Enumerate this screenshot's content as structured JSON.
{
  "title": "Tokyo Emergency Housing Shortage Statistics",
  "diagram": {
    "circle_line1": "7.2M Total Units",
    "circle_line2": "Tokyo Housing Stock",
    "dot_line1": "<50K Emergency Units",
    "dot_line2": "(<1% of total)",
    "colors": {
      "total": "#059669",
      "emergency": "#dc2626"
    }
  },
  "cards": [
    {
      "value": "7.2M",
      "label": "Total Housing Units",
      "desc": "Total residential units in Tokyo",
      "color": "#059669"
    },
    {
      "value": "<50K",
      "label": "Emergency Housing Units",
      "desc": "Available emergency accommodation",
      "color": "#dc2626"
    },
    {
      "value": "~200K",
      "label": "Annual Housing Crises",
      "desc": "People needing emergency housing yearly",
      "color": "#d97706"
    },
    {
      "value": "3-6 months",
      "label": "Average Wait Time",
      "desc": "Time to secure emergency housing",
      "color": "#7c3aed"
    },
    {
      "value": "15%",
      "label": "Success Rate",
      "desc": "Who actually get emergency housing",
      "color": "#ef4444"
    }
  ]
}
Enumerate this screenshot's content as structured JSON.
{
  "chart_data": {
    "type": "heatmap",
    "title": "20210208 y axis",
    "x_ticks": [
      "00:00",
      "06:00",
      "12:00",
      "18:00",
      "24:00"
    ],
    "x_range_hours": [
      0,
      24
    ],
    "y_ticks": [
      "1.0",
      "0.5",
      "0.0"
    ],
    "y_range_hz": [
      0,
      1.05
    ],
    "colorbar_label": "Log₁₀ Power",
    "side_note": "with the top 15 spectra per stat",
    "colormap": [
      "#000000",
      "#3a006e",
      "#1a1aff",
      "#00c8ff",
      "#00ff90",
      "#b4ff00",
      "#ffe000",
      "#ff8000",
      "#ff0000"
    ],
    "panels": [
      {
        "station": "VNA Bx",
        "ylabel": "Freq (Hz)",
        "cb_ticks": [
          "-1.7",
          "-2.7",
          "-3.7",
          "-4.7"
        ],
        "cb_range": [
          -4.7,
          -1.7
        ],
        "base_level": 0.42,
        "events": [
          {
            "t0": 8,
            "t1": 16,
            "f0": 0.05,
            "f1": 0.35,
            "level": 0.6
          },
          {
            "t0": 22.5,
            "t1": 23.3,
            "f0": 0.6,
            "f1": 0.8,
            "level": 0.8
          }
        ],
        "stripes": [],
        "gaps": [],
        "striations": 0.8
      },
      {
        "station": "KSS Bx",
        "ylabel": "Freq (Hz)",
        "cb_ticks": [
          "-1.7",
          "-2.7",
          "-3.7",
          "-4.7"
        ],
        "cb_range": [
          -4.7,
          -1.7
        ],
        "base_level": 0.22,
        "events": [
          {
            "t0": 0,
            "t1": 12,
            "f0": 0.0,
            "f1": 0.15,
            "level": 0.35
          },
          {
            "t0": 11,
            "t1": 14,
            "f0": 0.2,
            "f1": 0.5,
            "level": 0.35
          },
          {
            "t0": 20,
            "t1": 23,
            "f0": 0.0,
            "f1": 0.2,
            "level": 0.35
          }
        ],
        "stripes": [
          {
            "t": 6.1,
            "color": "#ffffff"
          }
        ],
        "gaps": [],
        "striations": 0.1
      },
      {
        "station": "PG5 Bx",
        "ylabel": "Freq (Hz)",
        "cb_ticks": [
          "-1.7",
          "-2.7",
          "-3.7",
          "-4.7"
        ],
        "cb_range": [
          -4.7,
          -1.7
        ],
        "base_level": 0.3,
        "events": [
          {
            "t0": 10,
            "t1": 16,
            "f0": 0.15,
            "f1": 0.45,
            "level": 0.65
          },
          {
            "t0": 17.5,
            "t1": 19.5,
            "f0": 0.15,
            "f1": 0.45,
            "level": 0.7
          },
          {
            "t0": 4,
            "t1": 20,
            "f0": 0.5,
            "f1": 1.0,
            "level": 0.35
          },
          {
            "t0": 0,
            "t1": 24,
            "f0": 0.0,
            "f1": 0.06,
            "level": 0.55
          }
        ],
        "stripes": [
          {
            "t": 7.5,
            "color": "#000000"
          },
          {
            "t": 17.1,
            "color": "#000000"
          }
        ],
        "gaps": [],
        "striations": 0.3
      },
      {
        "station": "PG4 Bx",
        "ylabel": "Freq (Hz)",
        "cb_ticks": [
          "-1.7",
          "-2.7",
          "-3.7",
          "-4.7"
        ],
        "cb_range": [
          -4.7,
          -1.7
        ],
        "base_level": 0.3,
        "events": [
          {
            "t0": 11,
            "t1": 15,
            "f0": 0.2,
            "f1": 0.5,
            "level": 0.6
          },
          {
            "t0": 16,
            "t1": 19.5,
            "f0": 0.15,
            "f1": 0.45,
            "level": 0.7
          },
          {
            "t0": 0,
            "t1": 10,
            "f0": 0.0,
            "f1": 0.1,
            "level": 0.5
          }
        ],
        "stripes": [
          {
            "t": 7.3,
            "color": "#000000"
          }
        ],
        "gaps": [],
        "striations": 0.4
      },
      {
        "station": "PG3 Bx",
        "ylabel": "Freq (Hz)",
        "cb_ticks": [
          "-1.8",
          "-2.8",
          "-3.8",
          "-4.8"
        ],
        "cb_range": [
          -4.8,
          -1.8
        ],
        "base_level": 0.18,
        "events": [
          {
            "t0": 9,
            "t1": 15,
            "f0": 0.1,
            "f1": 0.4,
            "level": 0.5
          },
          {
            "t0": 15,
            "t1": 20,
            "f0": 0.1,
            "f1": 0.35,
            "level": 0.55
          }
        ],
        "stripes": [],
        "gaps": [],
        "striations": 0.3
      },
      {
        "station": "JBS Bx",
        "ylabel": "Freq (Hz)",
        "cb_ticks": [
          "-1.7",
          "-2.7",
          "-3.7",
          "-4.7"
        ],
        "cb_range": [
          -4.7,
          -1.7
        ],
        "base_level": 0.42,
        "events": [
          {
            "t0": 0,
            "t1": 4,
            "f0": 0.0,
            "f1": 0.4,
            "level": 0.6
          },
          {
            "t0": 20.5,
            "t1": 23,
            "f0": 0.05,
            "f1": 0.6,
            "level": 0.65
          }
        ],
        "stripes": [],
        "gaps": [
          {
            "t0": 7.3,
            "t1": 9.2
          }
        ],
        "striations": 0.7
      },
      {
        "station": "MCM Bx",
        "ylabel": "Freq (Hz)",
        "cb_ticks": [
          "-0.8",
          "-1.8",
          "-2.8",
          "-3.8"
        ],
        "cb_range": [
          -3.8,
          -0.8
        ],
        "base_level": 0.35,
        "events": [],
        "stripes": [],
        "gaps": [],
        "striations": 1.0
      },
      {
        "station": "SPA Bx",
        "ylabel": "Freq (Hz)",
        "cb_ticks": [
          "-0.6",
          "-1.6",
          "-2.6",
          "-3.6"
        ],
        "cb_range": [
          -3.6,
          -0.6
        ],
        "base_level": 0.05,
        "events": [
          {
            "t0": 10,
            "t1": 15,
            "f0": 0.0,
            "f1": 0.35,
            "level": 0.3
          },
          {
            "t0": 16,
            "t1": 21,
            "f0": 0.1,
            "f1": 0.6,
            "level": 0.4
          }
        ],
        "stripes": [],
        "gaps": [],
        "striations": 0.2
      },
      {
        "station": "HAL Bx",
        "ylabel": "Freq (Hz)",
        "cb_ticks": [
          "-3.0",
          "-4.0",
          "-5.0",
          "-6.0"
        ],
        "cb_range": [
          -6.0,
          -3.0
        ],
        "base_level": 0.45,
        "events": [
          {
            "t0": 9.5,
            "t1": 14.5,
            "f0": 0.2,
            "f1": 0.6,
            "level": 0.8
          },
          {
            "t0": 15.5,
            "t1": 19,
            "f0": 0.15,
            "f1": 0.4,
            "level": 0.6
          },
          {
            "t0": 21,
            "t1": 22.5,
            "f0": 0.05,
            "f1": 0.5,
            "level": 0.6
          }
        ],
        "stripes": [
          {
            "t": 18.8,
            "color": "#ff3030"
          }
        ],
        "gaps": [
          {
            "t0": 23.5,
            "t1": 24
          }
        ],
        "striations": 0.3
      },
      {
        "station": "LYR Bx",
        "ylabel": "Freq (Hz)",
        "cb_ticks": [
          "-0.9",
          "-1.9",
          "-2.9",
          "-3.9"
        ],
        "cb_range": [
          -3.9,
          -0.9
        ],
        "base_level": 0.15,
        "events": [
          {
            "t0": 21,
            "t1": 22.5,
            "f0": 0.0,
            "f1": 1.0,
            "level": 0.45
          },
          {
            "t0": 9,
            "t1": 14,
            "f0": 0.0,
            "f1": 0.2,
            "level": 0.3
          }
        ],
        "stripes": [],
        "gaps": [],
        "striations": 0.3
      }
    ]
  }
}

• Goal
Select and copy every line from the records that includes the word "value".

• Exercise result
      "value": "7.2M",
      "value": "<50K",
      "value": "~200K",
      "value": "3-6 months",
      "value": "15%",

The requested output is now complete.